> _EXERCISE MATERIAL_
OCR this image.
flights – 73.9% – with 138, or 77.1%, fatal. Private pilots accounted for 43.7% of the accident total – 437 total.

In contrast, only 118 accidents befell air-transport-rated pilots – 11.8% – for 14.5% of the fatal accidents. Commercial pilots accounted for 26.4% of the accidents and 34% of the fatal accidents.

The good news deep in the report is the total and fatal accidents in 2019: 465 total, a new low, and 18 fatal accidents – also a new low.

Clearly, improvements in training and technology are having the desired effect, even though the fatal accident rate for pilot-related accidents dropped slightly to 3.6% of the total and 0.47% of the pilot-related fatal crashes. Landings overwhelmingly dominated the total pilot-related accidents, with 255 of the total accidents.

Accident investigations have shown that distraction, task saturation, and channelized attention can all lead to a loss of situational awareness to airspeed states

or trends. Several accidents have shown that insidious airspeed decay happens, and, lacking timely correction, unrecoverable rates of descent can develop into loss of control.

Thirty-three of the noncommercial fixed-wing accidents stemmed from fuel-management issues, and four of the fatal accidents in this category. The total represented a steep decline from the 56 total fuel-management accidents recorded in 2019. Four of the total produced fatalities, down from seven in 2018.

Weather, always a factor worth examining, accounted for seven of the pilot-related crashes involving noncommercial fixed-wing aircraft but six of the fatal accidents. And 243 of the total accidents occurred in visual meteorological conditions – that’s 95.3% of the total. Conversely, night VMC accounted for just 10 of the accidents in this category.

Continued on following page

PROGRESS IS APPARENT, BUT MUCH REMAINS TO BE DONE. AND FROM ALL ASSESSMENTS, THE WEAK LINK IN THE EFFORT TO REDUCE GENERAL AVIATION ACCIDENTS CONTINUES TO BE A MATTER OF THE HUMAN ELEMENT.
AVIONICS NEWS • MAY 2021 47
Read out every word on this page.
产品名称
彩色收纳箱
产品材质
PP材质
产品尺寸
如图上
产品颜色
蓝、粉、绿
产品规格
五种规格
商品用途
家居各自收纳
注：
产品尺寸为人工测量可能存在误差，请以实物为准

> _EXERCISE BRIEF_
Each line above that includes "page" counts once; state the total and nothing more.

> _EXERCISE OUTPUT_
2